Start of Information provided
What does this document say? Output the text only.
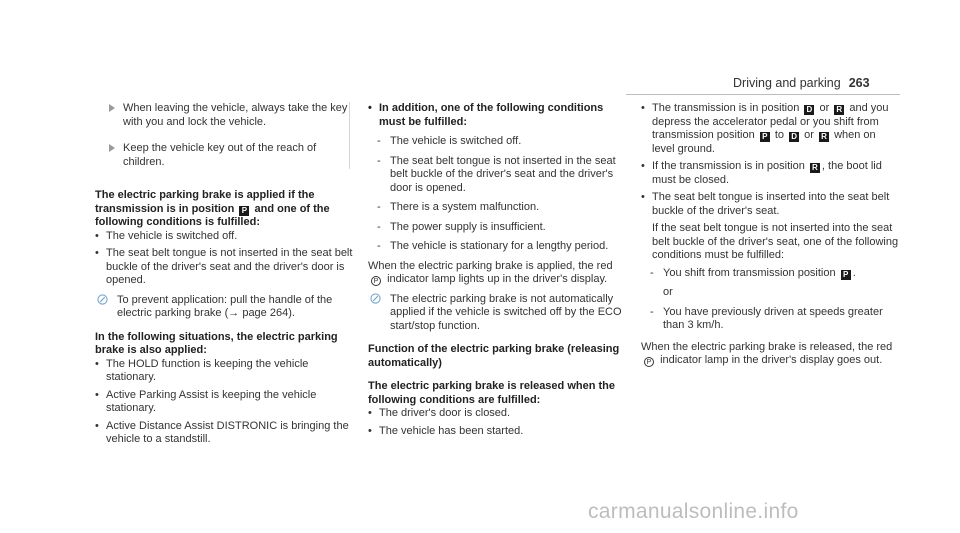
Driving and parking 263
When leaving the vehicle, always take the key with you and lock the vehicle.
Keep the vehicle key out of the reach of children.

The electric parking brake is applied if the transmission is in position P and one of the following conditions is fulfilled:

• The vehicle is switched off.
• The seat belt tongue is not inserted in the seat belt buckle of the driver's seat and the driver's door is opened.
To prevent application: pull the handle of the electric parking brake (→ page 264).

In the following situations, the electric parking brake is also applied:

• The HOLD function is keeping the vehicle stationary.
• Active Parking Assist is keeping the vehicle stationary.
• Active Distance Assist DISTRONIC is bringing the vehicle to a standstill.
• In addition, one of the following conditions must be fulfilled:
- The vehicle is switched off.
- The seat belt tongue is not inserted in the seat belt buckle of the driver's seat and the driver's door is opened.
- There is a system malfunction.
- The power supply is insufficient.
- The vehicle is stationary for a lengthy period.
When the electric parking brake is applied, the red P indicator lamp lights up in the driver's display.
The electric parking brake is not automatically applied if the vehicle is switched off by the ECO start/stop function.

Function of the electric parking brake (releasing automatically)

The electric parking brake is released when the following conditions are fulfilled:

• The driver's door is closed.
• The vehicle has been started.
• The transmission is in position D or R and you depress the accelerator pedal or you shift from transmission position P to D or R when on level ground.
• If the transmission is in position R , the boot lid must be closed.
• The seat belt tongue is inserted into the seat belt buckle of the driver's seat.
If the seat belt tongue is not inserted into the seat belt buckle of the driver's seat, one of the following conditions must be fulfilled:
- You shift from transmission position P .
or
- You have previously driven at speeds greater than 3 km/h.
When the electric parking brake is released, the red P indicator lamp in the driver's display goes out.
carmanualsonline.info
End of Information provided
#### [Prompt]
Check all the records above and select each line where the string "from" is found.

#### [Solved exercise]
• The transmission is in position D or R and you depress the accelerator pedal or you shift from transmission position P to D or R when on level ground.
- You shift from transmission position P .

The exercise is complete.